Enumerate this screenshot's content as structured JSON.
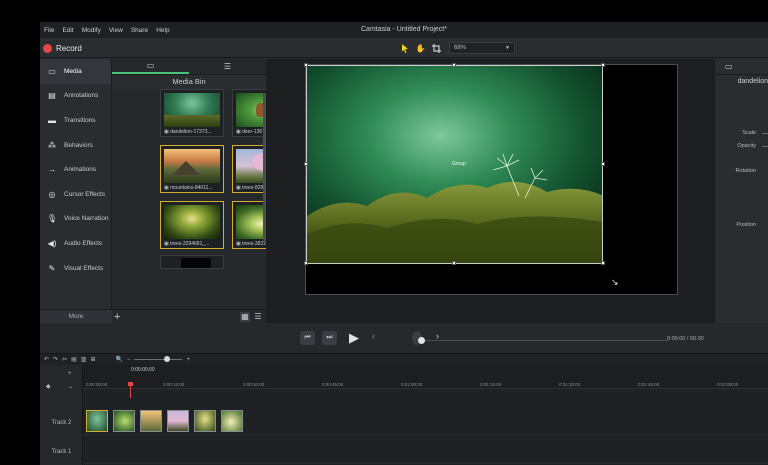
{
  "menubar": {
    "items": [
      "File",
      "Edit",
      "Modify",
      "View",
      "Share",
      "Help"
    ]
  },
  "app_title": "Camtasia - Untitled Project*",
  "toolbar": {
    "record_label": "Record",
    "zoom_value": "68%"
  },
  "leftnav": {
    "items": [
      {
        "label": "Media",
        "icon": "media-icon"
      },
      {
        "label": "Annotations",
        "icon": "annotations-icon"
      },
      {
        "label": "Transitions",
        "icon": "transitions-icon"
      },
      {
        "label": "Behaviors",
        "icon": "behaviors-icon"
      },
      {
        "label": "Animations",
        "icon": "animations-icon"
      },
      {
        "label": "Cursor Effects",
        "icon": "cursor-effects-icon"
      },
      {
        "label": "Voice Narration",
        "icon": "voice-narration-icon"
      },
      {
        "label": "Audio Effects",
        "icon": "audio-effects-icon"
      },
      {
        "label": "Visual Effects",
        "icon": "visual-effects-icon"
      }
    ],
    "more_label": "More"
  },
  "mediabin": {
    "title": "Media Bin",
    "items": [
      {
        "caption": "dandelion-17373...",
        "selected": false
      },
      {
        "caption": "deer-1367217_...3...",
        "selected": false
      },
      {
        "caption": "mountains-84011...",
        "selected": true
      },
      {
        "caption": "trees-8285288_...",
        "selected": true
      },
      {
        "caption": "trees-3294681_...",
        "selected": true
      },
      {
        "caption": "trees-3822919_9...",
        "selected": true
      }
    ]
  },
  "canvas": {
    "selection_label": "Group"
  },
  "playback": {
    "time_current": "0:00:00",
    "time_separator": "/",
    "time_total": "00:30"
  },
  "properties": {
    "name": "dandelion",
    "labels": {
      "scale": "Scale",
      "opacity": "Opacity",
      "rotation": "Rotation",
      "position": "Position"
    }
  },
  "timeline": {
    "playhead_time": "0:00:00;00",
    "ruler_ticks": [
      "0:00:00;00",
      "0:00:15;00",
      "0:00:30;00",
      "0:00:45;00",
      "0:01:00;00",
      "0:01:15;00",
      "0:01:30;00",
      "0:01:45;00",
      "0:02:00;00"
    ],
    "tracks": [
      {
        "label": "Track 2"
      },
      {
        "label": "Track 1"
      }
    ]
  },
  "colors": {
    "accent_green": "#4cc37a",
    "record_red": "#e54747",
    "selection_gold": "#d4ae33"
  }
}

··········

Repeat the full listing above exactly, with no pictures in the copy.

**FINISHED ANSWER**
Enumerate this screenshot's content as structured JSON.
{
  "menubar": {
    "items": [
      "File",
      "Edit",
      "Modify",
      "View",
      "Share",
      "Help"
    ]
  },
  "app_title": "Camtasia - Untitled Project*",
  "toolbar": {
    "record_label": "Record",
    "zoom_value": "68%"
  },
  "leftnav": {
    "items": [
      {
        "label": "Media",
        "icon": "media-icon"
      },
      {
        "label": "Annotations",
        "icon": "annotations-icon"
      },
      {
        "label": "Transitions",
        "icon": "transitions-icon"
      },
      {
        "label": "Behaviors",
        "icon": "behaviors-icon"
      },
      {
        "label": "Animations",
        "icon": "animations-icon"
      },
      {
        "label": "Cursor Effects",
        "icon": "cursor-effects-icon"
      },
      {
        "label": "Voice Narration",
        "icon": "voice-narration-icon"
      },
      {
        "label": "Audio Effects",
        "icon": "audio-effects-icon"
      },
      {
        "label": "Visual Effects",
        "icon": "visual-effects-icon"
      }
    ],
    "more_label": "More"
  },
  "mediabin": {
    "title": "Media Bin",
    "items": [
      {
        "caption": "dandelion-17373...",
        "selected": false
      },
      {
        "caption": "deer-1367217_...3...",
        "selected": false
      },
      {
        "caption": "mountains-84011...",
        "selected": true
      },
      {
        "caption": "trees-8285288_...",
        "selected": true
      },
      {
        "caption": "trees-3294681_...",
        "selected": true
      },
      {
        "caption": "trees-3822919_9...",
        "selected": true
      }
    ]
  },
  "canvas": {
    "selection_label": "Group"
  },
  "playback": {
    "time_current": "0:00:00",
    "time_separator": "/",
    "time_total": "00:30"
  },
  "properties": {
    "name": "dandelion",
    "labels": {
      "scale": "Scale",
      "opacity": "Opacity",
      "rotation": "Rotation",
      "position": "Position"
    }
  },
  "timeline": {
    "playhead_time": "0:00:00;00",
    "ruler_ticks": [
      "0:00:00;00",
      "0:00:15;00",
      "0:00:30;00",
      "0:00:45;00",
      "0:01:00;00",
      "0:01:15;00",
      "0:01:30;00",
      "0:01:45;00",
      "0:02:00;00"
    ],
    "tracks": [
      {
        "label": "Track 2"
      },
      {
        "label": "Track 1"
      }
    ]
  },
  "colors": {
    "accent_green": "#4cc37a",
    "record_red": "#e54747",
    "selection_gold": "#d4ae33"
  }
}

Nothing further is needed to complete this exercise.